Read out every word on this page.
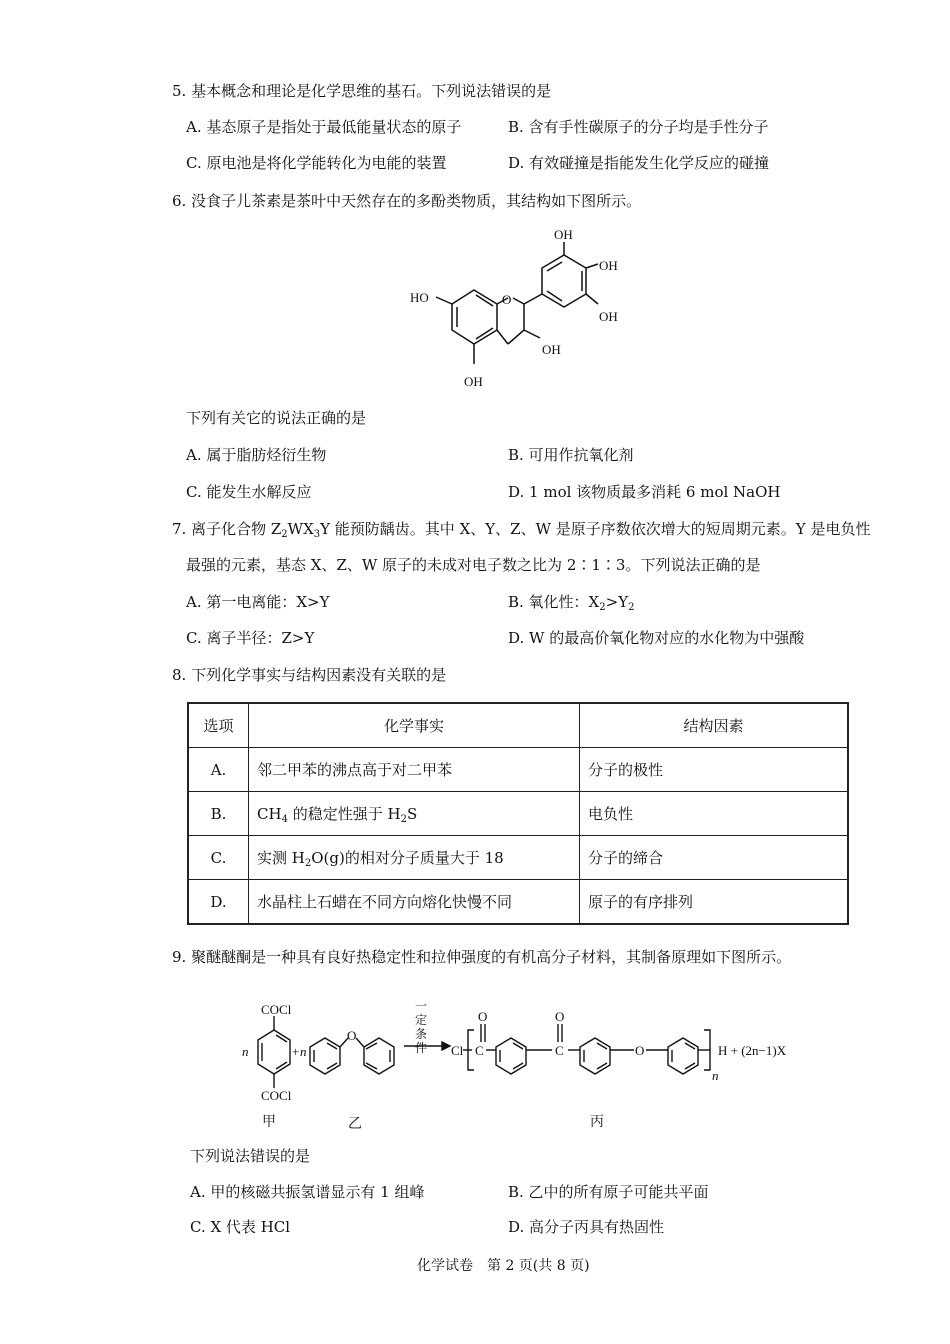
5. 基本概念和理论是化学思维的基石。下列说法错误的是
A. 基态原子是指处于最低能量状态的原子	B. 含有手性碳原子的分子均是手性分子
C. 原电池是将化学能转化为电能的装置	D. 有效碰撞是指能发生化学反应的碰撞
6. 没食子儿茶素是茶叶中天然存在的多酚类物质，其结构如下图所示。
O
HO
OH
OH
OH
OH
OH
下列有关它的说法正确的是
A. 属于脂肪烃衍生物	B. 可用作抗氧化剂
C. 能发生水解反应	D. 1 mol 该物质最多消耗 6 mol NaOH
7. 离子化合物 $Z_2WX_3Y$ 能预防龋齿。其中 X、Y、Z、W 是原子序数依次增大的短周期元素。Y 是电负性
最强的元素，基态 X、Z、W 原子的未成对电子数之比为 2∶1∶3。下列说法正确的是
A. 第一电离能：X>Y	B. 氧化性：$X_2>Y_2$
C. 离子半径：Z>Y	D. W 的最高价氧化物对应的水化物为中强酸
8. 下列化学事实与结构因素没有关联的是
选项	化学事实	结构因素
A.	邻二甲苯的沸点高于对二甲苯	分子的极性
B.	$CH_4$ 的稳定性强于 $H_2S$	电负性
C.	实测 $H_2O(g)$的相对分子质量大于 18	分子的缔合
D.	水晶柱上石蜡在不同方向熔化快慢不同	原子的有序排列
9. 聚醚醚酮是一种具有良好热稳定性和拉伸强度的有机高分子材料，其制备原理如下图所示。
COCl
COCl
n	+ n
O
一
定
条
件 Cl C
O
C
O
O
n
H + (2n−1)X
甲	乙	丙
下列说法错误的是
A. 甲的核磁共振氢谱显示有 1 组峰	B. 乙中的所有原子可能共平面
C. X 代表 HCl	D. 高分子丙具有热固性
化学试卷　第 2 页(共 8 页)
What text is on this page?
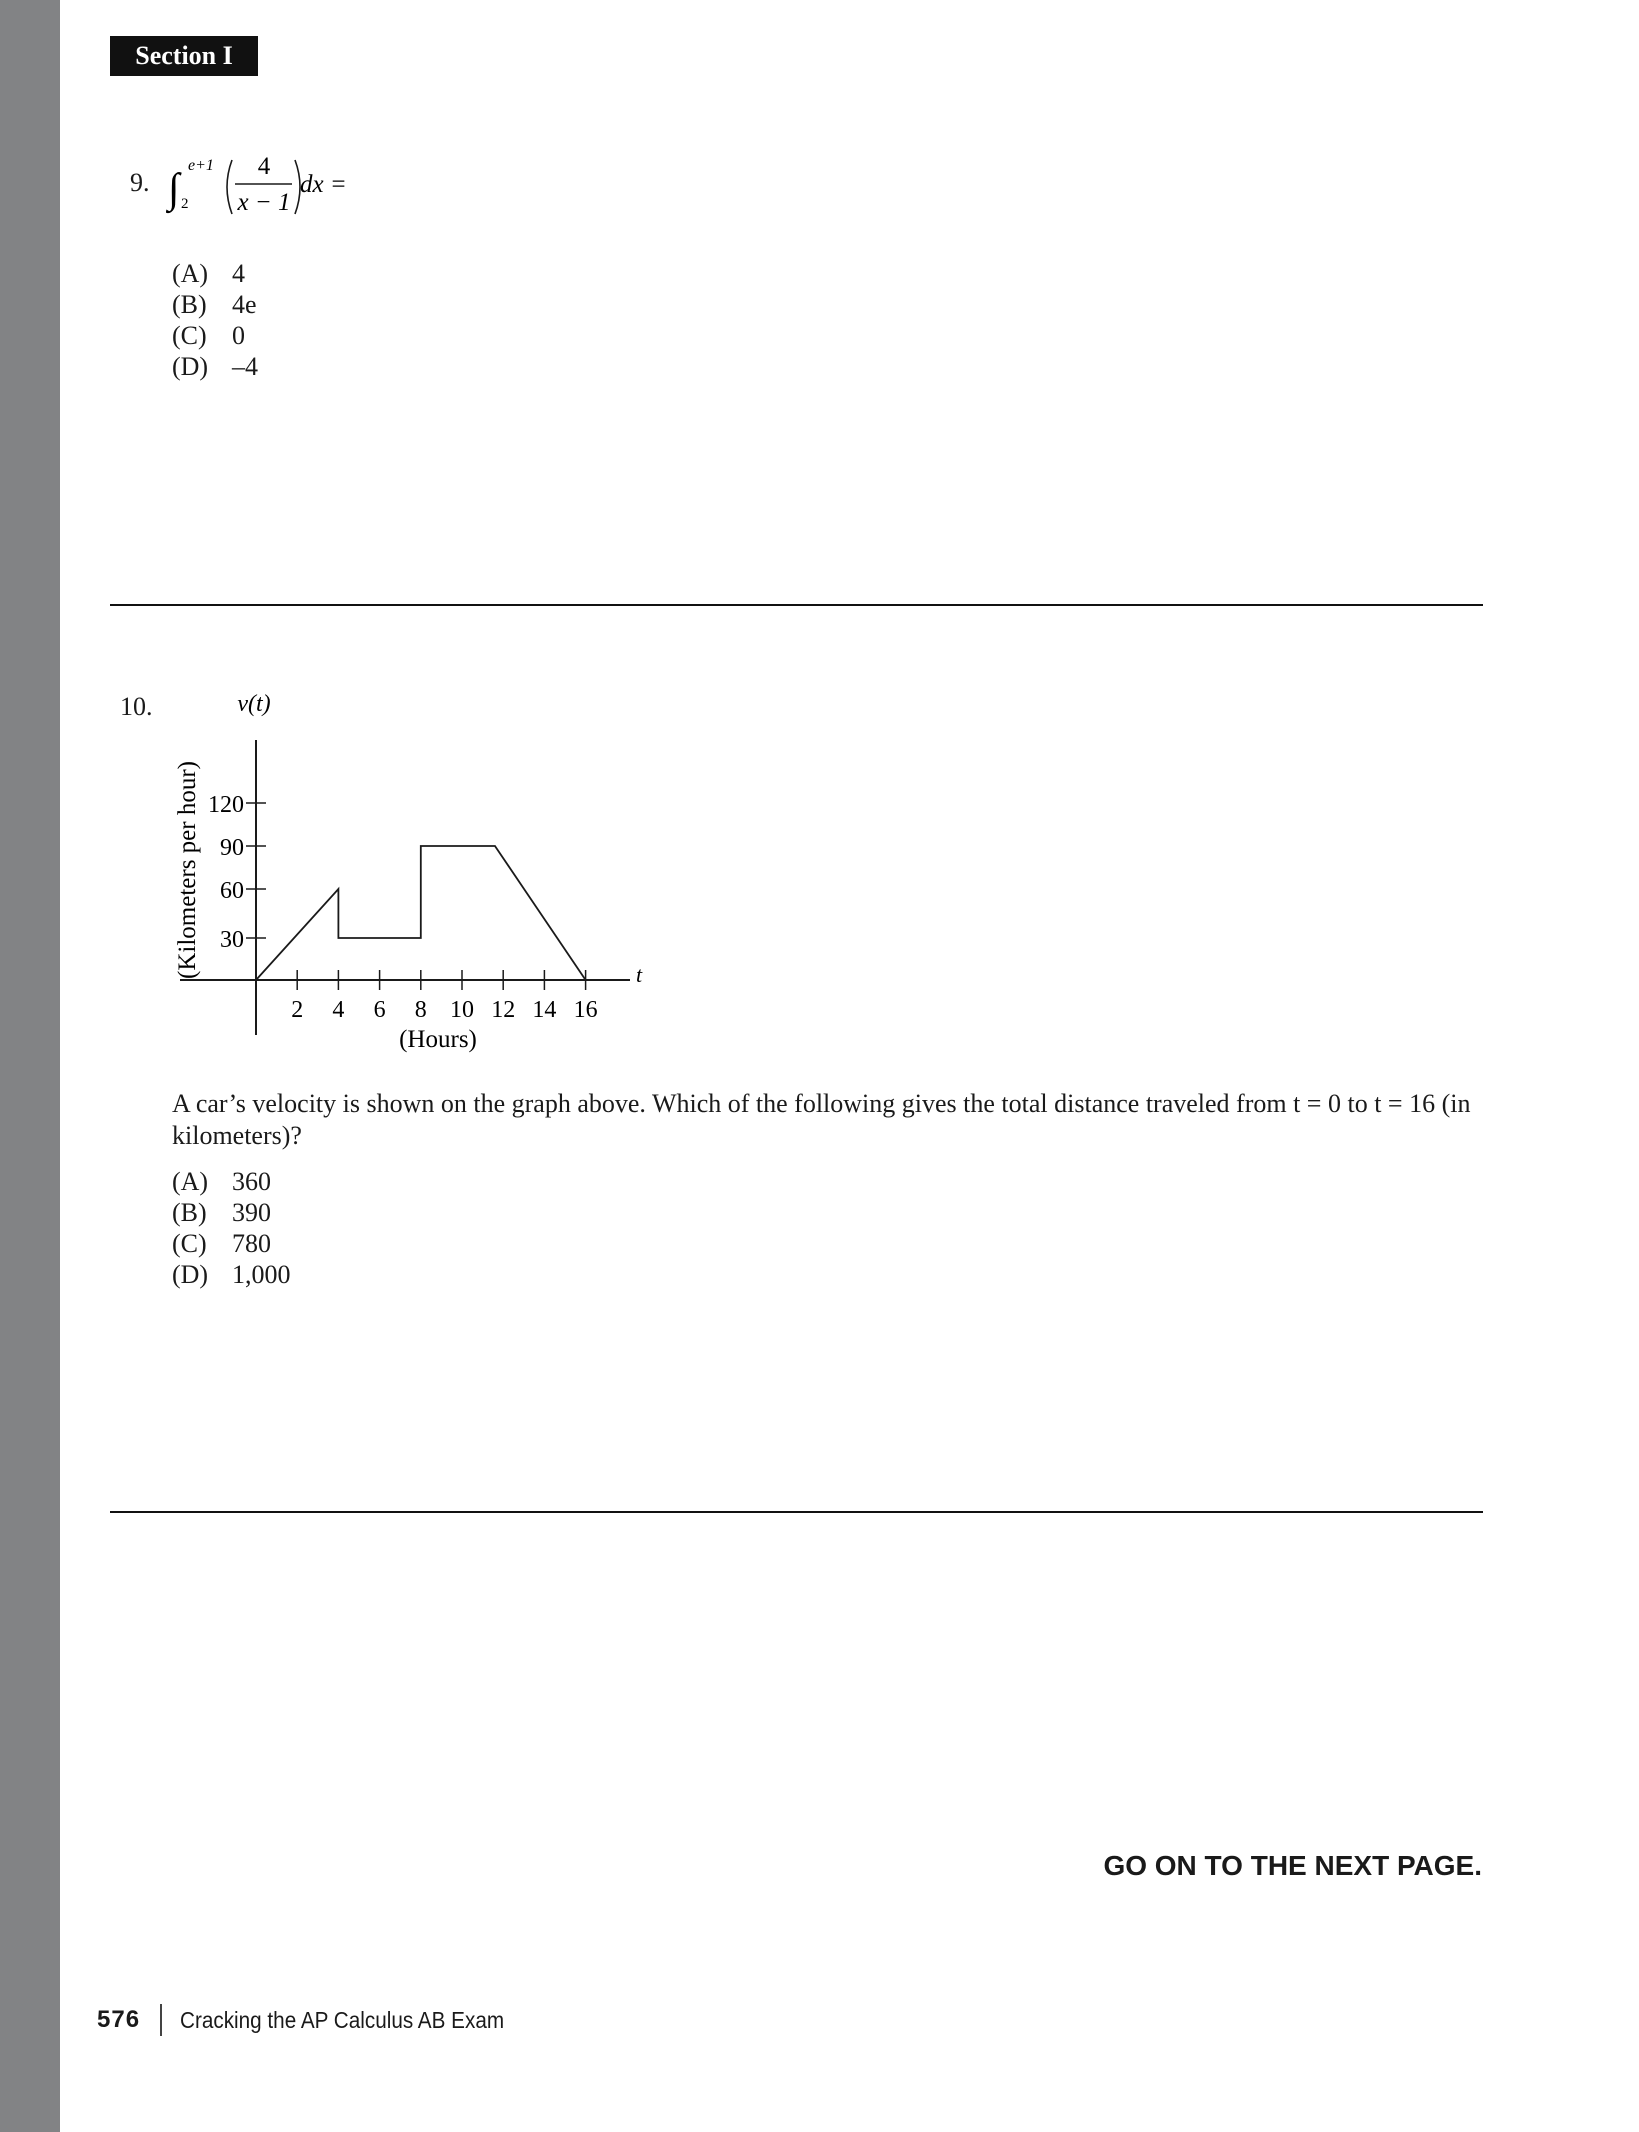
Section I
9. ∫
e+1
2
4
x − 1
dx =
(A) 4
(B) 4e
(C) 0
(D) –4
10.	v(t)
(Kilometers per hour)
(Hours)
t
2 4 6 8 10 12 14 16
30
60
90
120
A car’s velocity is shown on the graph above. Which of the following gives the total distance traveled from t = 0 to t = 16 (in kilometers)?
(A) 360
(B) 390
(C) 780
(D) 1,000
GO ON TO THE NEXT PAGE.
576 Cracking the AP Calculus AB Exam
──────────
Request: Lines of the listing that contain the word "下列说法错误的是" are to be counted; report only their number.

Solved exercise: 2